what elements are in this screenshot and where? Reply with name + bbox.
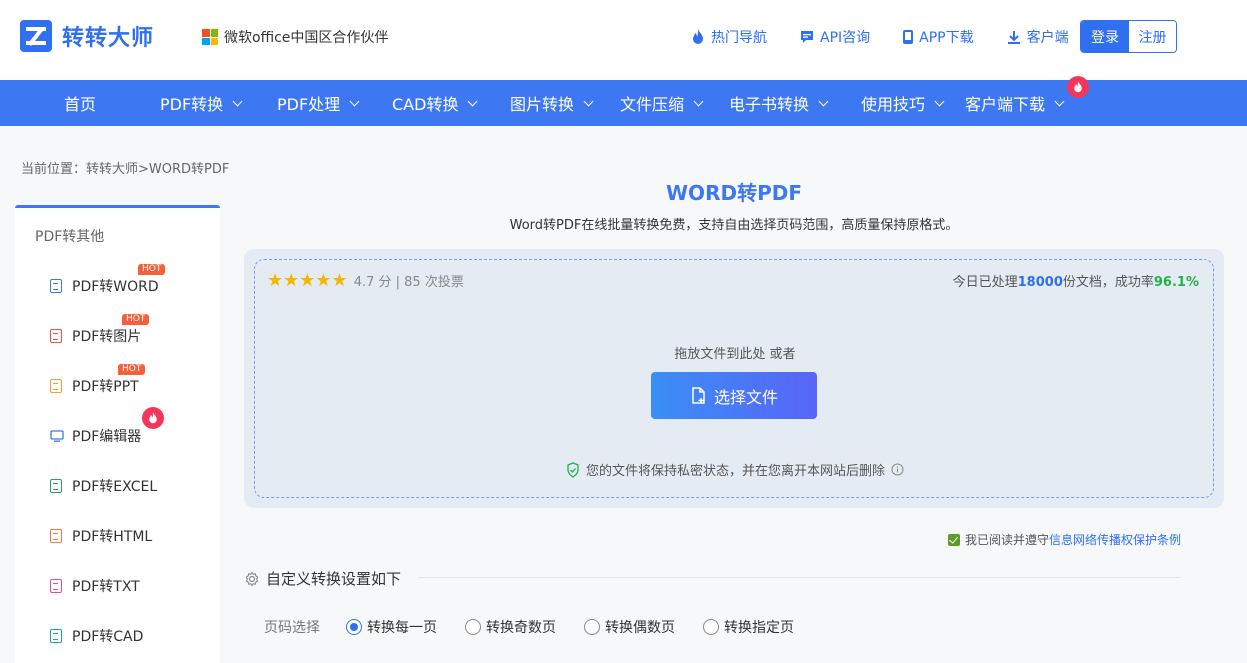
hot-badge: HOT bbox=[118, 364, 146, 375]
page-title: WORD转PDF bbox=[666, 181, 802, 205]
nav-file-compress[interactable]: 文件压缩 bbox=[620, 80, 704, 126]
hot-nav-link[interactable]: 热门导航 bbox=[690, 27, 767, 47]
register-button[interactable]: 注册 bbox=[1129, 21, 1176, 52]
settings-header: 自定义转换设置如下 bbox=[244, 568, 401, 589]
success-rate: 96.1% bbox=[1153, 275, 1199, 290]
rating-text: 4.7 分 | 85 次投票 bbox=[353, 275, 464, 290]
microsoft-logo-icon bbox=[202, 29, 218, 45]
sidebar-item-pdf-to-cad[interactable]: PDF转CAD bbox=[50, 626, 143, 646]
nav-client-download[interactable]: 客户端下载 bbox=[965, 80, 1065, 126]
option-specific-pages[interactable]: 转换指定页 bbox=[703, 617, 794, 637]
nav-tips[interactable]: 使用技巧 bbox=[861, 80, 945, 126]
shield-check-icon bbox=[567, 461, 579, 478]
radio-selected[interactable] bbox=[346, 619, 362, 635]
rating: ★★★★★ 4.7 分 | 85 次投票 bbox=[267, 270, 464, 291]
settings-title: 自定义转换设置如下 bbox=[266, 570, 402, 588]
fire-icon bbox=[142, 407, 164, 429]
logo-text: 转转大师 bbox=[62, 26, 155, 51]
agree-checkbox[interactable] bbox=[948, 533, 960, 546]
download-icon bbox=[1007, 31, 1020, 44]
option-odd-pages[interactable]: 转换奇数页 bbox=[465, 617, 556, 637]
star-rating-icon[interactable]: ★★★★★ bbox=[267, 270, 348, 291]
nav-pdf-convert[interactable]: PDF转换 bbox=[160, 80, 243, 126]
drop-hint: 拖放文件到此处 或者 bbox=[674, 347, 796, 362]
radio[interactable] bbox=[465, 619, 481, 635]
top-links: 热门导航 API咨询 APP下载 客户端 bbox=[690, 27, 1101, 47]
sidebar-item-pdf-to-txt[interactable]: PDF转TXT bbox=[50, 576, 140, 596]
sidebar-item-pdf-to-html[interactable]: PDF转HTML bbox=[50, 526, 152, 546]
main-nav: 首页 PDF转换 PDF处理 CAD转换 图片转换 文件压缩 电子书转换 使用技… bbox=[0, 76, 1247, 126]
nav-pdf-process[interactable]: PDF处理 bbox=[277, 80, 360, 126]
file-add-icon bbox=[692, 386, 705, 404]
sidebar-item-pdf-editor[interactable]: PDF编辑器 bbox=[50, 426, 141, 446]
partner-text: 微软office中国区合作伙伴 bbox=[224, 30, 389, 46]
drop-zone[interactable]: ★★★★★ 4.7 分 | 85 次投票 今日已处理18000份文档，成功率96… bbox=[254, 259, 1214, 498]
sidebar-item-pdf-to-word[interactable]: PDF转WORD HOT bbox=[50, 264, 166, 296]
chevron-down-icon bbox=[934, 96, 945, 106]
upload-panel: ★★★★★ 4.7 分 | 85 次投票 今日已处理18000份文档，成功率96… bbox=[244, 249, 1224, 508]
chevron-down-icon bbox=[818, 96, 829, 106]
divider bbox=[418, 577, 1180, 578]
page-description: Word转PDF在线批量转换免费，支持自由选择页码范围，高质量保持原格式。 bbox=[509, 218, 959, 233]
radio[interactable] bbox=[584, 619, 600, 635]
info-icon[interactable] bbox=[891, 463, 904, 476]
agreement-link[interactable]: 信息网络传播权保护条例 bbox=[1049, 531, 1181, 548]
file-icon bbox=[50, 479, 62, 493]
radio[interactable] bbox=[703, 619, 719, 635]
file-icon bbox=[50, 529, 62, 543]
○ ○ ○
INSTRUCTIONS TO FOLLOW:
Could you lay out each line of the entries above as a JSON list of strings, one string per line, with blank lines and the pictures left out?

RESULT OF THIS EXERCISE:
[
  "what elements are in this screenshot and where? Reply with name + bbox.",
  "hot-badge: HOT bbox=[118, 364, 146, 375]",
  "page-title: WORD转PDF bbox=[666, 181, 802, 205]",
  "nav-file-compress[interactable]: 文件压缩 bbox=[620, 80, 704, 126]",
  "hot-nav-link[interactable]: 热门导航 bbox=[690, 27, 767, 47]",
  "register-button[interactable]: 注册 bbox=[1129, 21, 1176, 52]",
  "settings-header: 自定义转换设置如下 bbox=[244, 568, 401, 589]",
  "success-rate: 96.1% bbox=[1153, 275, 1199, 290]",
  "rating-text: 4.7 分 | 85 次投票 bbox=[353, 275, 464, 290]",
  "microsoft-logo-icon bbox=[202, 29, 218, 45]",
  "sidebar-item-pdf-to-cad[interactable]: PDF转CAD bbox=[50, 626, 143, 646]",
  "nav-client-download[interactable]: 客户端下载 bbox=[965, 80, 1065, 126]",
  "option-specific-pages[interactable]: 转换指定页 bbox=[703, 617, 794, 637]",
  "nav-tips[interactable]: 使用技巧 bbox=[861, 80, 945, 126]",
  "shield-check-icon bbox=[567, 461, 579, 478]",
  "radio-selected[interactable] bbox=[346, 619, 362, 635]",
  "rating: ★★★★★ 4.7 分 | 85 次投票 bbox=[267, 270, 464, 291]",
  "settings-title: 自定义转换设置如下 bbox=[266, 570, 402, 588]",
  "fire-icon bbox=[142, 407, 164, 429]",
  "logo-text: 转转大师 bbox=[62, 26, 155, 51]",
  "agree-checkbox[interactable] bbox=[948, 533, 960, 546]",
  "download-icon bbox=[1007, 31, 1020, 44]",
  "option-odd-pages[interactable]: 转换奇数页 bbox=[465, 617, 556, 637]",
  "star-rating-icon[interactable]: ★★★★★ bbox=[267, 270, 348, 291]",
  "nav-pdf-convert[interactable]: PDF转换 bbox=[160, 80, 243, 126]",
  "drop-hint: 拖放文件到此处 或者 bbox=[674, 347, 796, 362]",
  "radio[interactable] bbox=[465, 619, 481, 635]",
  "top-links: 热门导航 API咨询 APP下载 客户端 bbox=[690, 27, 1101, 47]",
  "sidebar-item-pdf-to-txt[interactable]: PDF转TXT bbox=[50, 576, 140, 596]",
  "sidebar-item-pdf-to-html[interactable]: PDF转HTML bbox=[50, 526, 152, 546]",
  "main-nav: 首页 PDF转换 PDF处理 CAD转换 图片转换 文件压缩 电子书转换 使用技… bbox=[0, 76, 1247, 126]",
  "nav-pdf-process[interactable]: PDF处理 bbox=[277, 80, 360, 126]",
  "file-add-icon bbox=[692, 386, 705, 404]",
  "sidebar-item-pdf-editor[interactable]: PDF编辑器 bbox=[50, 426, 141, 446]",
  "partner-text: 微软office中国区合作伙伴 bbox=[224, 30, 389, 46]",
  "drop-zone[interactable]: ★★★★★ 4.7 分 | 85 次投票 今日已处理18000份文档，成功率96… bbox=[254, 259, 1214, 498]",
  "sidebar-item-pdf-to-word[interactable]: PDF转WORD HOT bbox=[50, 264, 166, 296]",
  "chevron-down-icon bbox=[934, 96, 945, 106]",
  "upload-panel: ★★★★★ 4.7 分 | 85 次投票 今日已处理18000份文档，成功率96… bbox=[244, 249, 1224, 508]",
  "chevron-down-icon bbox=[818, 96, 829, 106]",
  "divider bbox=[418, 577, 1180, 578]",
  "page-description: Word转PDF在线批量转换免费，支持自由选择页码范围，高质量保持原格式。 bbox=[509, 218, 959, 233]",
  "radio[interactable] bbox=[584, 619, 600, 635]",
  "info-icon[interactable] bbox=[891, 463, 904, 476]",
  "agreement-link[interactable]: 信息网络传播权保护条例 bbox=[1049, 531, 1181, 548]",
  "file-icon bbox=[50, 479, 62, 493]",
  "radio[interactable] bbox=[703, 619, 719, 635]",
  "file-icon bbox=[50, 529, 62, 543]"
]